SOURCE PASSAGE:

######

The NetLabel security module API is defined in 'include/net/netlabel.h' but a
brief overview is given below.
* NetLabel Security Attributes
Since NetLabel supports multiple different packet labeling protocols and LSMs
it uses the concept of security attributes to refer to the packet's security
labels. The NetLabel security attributes are defined by the
'netlbl_lsm_secattr' structure in the NetLabel header file. Internally the
NetLabel subsystem converts the security attributes to and from the correct
low-level packet label depending on the NetLabel build time and run time
configuration. It is up to the LSM developer to translate the NetLabel
security attributes into whatever security identifiers are in use for their
particular LSM.
* NetLabel LSM Protocol Operations
These are the functions which allow the LSM developer to manipulate the labels
on outgoing packets as well as read the labels on incoming packets. Functions
exist to operate both on sockets as well as the sk_buffs directly. These high
level functions are translated into low level protocol operations based on how
the administrator has configured the NetLabel subsystem.

######

SOURCE DATA:
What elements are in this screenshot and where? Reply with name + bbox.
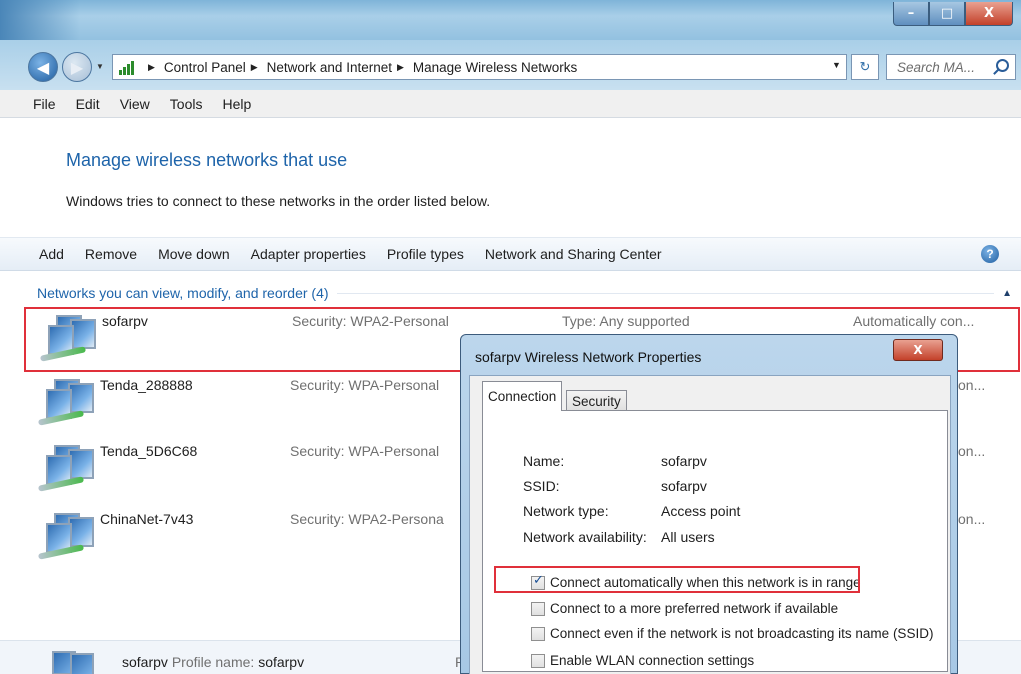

######

PROBLEMS TO SOLVE:
1 - Reproduce the NetLabel overview, starting at the words "The NetLabel security module" and ending after "particular LSM.", and switch "LSM developer" to "module author".
2 - According to the NetLabel overview, which structure defines the NetLabel security attributes?

WORKED SOLUTIONS:
1 -
The NetLabel security module API is defined in 'include/net/netlabel.h' but a
brief overview is given below.
* NetLabel Security Attributes
Since NetLabel supports multiple different packet labeling protocols and LSMs
it uses the concept of security attributes to refer to the packet's security
labels. The NetLabel security attributes are defined by the
'netlbl_lsm_secattr' structure in the NetLabel header file. Internally the
NetLabel subsystem converts the security attributes to and from the correct
low-level packet label depending on the NetLabel build time and run time
configuration. It is up to the module author to translate the NetLabel
security attributes into whatever security identifiers are in use for their
particular LSM.

2 - The 'netlbl_lsm_secattr' structure, in the NetLabel header file.